(WHAT IS REQUIRED):
Please give the listing again in its entirety, exactly as written.

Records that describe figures

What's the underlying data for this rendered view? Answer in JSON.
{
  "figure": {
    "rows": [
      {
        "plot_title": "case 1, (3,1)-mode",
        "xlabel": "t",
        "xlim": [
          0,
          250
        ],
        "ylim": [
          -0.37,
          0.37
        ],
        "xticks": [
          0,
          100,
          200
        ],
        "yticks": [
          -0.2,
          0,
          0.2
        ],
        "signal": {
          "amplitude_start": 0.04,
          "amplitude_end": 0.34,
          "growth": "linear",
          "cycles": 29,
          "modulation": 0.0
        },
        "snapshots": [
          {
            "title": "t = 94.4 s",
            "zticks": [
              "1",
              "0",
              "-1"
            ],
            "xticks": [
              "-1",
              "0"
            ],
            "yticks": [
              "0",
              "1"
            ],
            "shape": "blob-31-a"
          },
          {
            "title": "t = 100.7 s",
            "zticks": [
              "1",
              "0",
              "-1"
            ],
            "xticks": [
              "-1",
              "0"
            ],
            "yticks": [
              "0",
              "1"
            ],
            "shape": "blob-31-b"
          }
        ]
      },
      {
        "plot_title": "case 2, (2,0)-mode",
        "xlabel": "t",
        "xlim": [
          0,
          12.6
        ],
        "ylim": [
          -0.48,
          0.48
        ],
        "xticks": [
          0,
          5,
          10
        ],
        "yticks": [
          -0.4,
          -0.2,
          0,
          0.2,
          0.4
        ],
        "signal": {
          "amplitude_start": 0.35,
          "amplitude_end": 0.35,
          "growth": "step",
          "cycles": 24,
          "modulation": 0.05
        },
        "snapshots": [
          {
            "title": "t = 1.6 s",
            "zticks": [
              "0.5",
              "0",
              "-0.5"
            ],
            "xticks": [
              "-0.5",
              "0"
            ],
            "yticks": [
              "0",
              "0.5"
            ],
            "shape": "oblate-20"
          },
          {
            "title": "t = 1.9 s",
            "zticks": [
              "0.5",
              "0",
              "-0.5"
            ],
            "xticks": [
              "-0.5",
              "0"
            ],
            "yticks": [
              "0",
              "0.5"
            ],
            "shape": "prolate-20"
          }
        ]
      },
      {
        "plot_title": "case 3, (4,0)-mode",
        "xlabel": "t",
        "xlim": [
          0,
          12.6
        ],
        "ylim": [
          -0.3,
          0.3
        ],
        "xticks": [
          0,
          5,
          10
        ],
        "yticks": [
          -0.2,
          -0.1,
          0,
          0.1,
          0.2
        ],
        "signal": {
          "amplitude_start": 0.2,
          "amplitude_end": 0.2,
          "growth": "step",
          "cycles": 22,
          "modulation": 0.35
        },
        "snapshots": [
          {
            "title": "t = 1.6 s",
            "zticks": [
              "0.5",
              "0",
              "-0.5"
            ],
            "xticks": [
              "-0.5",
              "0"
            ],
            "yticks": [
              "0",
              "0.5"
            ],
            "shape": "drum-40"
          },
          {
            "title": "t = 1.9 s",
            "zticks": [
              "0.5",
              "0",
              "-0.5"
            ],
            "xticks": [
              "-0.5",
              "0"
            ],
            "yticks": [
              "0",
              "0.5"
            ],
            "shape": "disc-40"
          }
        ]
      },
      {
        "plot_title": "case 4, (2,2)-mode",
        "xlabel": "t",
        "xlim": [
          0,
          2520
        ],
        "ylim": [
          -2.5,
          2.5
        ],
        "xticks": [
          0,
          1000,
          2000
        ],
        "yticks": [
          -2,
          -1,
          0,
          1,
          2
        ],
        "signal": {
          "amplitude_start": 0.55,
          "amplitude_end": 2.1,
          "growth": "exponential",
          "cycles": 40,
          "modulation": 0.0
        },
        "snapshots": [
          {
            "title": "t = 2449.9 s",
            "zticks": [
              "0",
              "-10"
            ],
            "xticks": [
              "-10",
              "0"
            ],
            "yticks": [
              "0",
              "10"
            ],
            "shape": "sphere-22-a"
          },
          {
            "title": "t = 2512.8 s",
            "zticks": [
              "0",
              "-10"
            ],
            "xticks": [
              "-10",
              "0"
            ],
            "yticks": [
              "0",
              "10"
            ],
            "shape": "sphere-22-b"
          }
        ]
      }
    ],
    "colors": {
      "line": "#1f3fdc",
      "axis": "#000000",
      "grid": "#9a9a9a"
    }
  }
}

(RESPONSE):
What's the underlying data for this rendered view? Answer in JSON.
{
  "figure": {
    "rows": [
      {
        "plot_title": "case 1, (3,1)-mode",
        "xlabel": "t",
        "xlim": [
          0,
          250
        ],
        "ylim": [
          -0.37,
          0.37
        ],
        "xticks": [
          0,
          100,
          200
        ],
        "yticks": [
          -0.2,
          0,
          0.2
        ],
        "signal": {
          "amplitude_start": 0.04,
          "amplitude_end": 0.34,
          "growth": "linear",
          "cycles": 29,
          "modulation": 0.0
        },
        "snapshots": [
          {
            "title": "t = 94.4 s",
            "zticks": [
              "1",
              "0",
              "-1"
            ],
            "xticks": [
              "-1",
              "0"
            ],
            "yticks": [
              "0",
              "1"
            ],
            "shape": "blob-31-a"
          },
          {
            "title": "t = 100.7 s",
            "zticks": [
              "1",
              "0",
              "-1"
            ],
            "xticks": [
              "-1",
              "0"
            ],
            "yticks": [
              "0",
              "1"
            ],
            "shape": "blob-31-b"
          }
        ]
      },
      {
        "plot_title": "case 2, (2,0)-mode",
        "xlabel": "t",
        "xlim": [
          0,
          12.6
        ],
        "ylim": [
          -0.48,
          0.48
        ],
        "xticks": [
          0,
          5,
          10
        ],
        "yticks": [
          -0.4,
          -0.2,
          0,
          0.2,
          0.4
        ],
        "signal": {
          "amplitude_start": 0.35,
          "amplitude_end": 0.35,
          "growth": "step",
          "cycles": 24,
          "modulation": 0.05
        },
        "snapshots": [
          {
            "title": "t = 1.6 s",
            "zticks": [
              "0.5",
              "0",
              "-0.5"
            ],
            "xticks": [
              "-0.5",
              "0"
            ],
            "yticks": [
              "0",
              "0.5"
            ],
            "shape": "oblate-20"
          },
          {
            "title": "t = 1.9 s",
            "zticks": [
              "0.5",
              "0",
              "-0.5"
            ],
            "xticks": [
              "-0.5",
              "0"
            ],
            "yticks": [
              "0",
              "0.5"
            ],
            "shape": "prolate-20"
          }
        ]
      },
      {
        "plot_title": "case 3, (4,0)-mode",
        "xlabel": "t",
        "xlim": [
          0,
          12.6
        ],
        "ylim": [
          -0.3,
          0.3
        ],
        "xticks": [
          0,
          5,
          10
        ],
        "yticks": [
          -0.2,
          -0.1,
          0,
          0.1,
          0.2
        ],
        "signal": {
          "amplitude_start": 0.2,
          "amplitude_end": 0.2,
          "growth": "step",
          "cycles": 22,
          "modulation": 0.35
        },
        "snapshots": [
          {
            "title": "t = 1.6 s",
            "zticks": [
              "0.5",
              "0",
              "-0.5"
            ],
            "xticks": [
              "-0.5",
              "0"
            ],
            "yticks": [
              "0",
              "0.5"
            ],
            "shape": "drum-40"
          },
          {
            "title": "t = 1.9 s",
            "zticks": [
              "0.5",
              "0",
              "-0.5"
            ],
            "xticks": [
              "-0.5",
              "0"
            ],
            "yticks": [
              "0",
              "0.5"
            ],
            "shape": "disc-40"
          }
        ]
      },
      {
        "plot_title": "case 4, (2,2)-mode",
        "xlabel": "t",
        "xlim": [
          0,
          2520
        ],
        "ylim": [
          -2.5,
          2.5
        ],
        "xticks": [
          0,
          1000,
          2000
        ],
        "yticks": [
          -2,
          -1,
          0,
          1,
          2
        ],
        "signal": {
          "amplitude_start": 0.55,
          "amplitude_end": 2.1,
          "growth": "exponential",
          "cycles": 40,
          "modulation": 0.0
        },
        "snapshots": [
          {
            "title": "t = 2449.9 s",
            "zticks": [
              "0",
              "-10"
            ],
            "xticks": [
              "-10",
              "0"
            ],
            "yticks": [
              "0",
              "10"
            ],
            "shape": "sphere-22-a"
          },
          {
            "title": "t = 2512.8 s",
            "zticks": [
              "0",
              "-10"
            ],
            "xticks": [
              "-10",
              "0"
            ],
            "yticks": [
              "0",
              "10"
            ],
            "shape": "sphere-22-b"
          }
        ]
      }
    ],
    "colors": {
      "line": "#1f3fdc",
      "axis": "#000000",
      "grid": "#9a9a9a"
    }
  }
}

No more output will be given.